■ What to do:
Extract every record, keeping each one exactly as it is.

■ Data records:
**********
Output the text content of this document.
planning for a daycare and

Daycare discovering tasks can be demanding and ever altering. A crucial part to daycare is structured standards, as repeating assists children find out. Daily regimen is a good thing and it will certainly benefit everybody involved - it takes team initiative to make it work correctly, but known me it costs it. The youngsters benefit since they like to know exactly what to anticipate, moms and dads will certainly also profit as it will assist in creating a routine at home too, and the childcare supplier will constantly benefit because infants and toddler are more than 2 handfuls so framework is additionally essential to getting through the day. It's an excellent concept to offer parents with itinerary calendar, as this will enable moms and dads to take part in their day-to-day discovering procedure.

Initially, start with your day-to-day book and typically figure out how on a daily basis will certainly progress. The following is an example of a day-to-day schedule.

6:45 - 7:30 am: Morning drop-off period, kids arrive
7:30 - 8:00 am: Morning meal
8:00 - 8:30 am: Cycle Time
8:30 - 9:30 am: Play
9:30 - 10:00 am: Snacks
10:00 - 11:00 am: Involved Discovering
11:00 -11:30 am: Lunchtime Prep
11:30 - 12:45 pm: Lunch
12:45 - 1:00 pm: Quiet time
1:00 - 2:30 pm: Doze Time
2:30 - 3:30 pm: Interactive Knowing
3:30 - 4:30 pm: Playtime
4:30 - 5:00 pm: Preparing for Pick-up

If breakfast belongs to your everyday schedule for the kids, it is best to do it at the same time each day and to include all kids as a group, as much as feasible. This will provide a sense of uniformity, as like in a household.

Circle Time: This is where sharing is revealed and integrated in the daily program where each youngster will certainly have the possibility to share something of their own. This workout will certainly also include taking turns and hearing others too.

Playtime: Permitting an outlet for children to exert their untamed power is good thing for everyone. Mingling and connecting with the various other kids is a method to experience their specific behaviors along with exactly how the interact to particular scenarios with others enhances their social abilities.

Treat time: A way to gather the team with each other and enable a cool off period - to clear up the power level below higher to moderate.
**********
■ Written answer:
Output the text content of this document.
planning for a daycare and

Daycare discovering tasks can be demanding and ever altering. A crucial part to daycare is structured standards, as repeating assists children find out. Daily regimen is a good thing and it will certainly benefit everybody involved - it takes team initiative to make it work correctly, but known me it costs it. The youngsters benefit since they like to know exactly what to anticipate, moms and dads will certainly also profit as it will assist in creating a routine at home too, and the childcare supplier will constantly benefit because infants and toddler are more than 2 handfuls so framework is additionally essential to getting through the day. It's an excellent concept to offer parents with itinerary calendar, as this will enable moms and dads to take part in their day-to-day discovering procedure.

Initially, start with your day-to-day book and typically figure out how on a daily basis will certainly progress. The following is an example of a day-to-day schedule.

6:45 - 7:30 am: Morning drop-off period, kids arrive
7:30 - 8:00 am: Morning meal
8:00 - 8:30 am: Cycle Time
8:30 - 9:30 am: Play
9:30 - 10:00 am: Snacks
10:00 - 11:00 am: Involved Discovering
11:00 -11:30 am: Lunchtime Prep
11:30 - 12:45 pm: Lunch
12:45 - 1:00 pm: Quiet time
1:00 - 2:30 pm: Doze Time
2:30 - 3:30 pm: Interactive Knowing
3:30 - 4:30 pm: Playtime
4:30 - 5:00 pm: Preparing for Pick-up

If breakfast belongs to your everyday schedule for the kids, it is best to do it at the same time each day and to include all kids as a group, as much as feasible. This will provide a sense of uniformity, as like in a household.

Circle Time: This is where sharing is revealed and integrated in the daily program where each youngster will certainly have the possibility to share something of their own. This workout will certainly also include taking turns and hearing others too.

Playtime: Permitting an outlet for children to exert their untamed power is good thing for everyone. Mingling and connecting with the various other kids is a method to experience their specific behaviors along with exactly how the interact to particular scenarios with others enhances their social abilities.

Treat time: A way to gather the team with each other and enable a cool off period - to clear up the power level below higher to moderate.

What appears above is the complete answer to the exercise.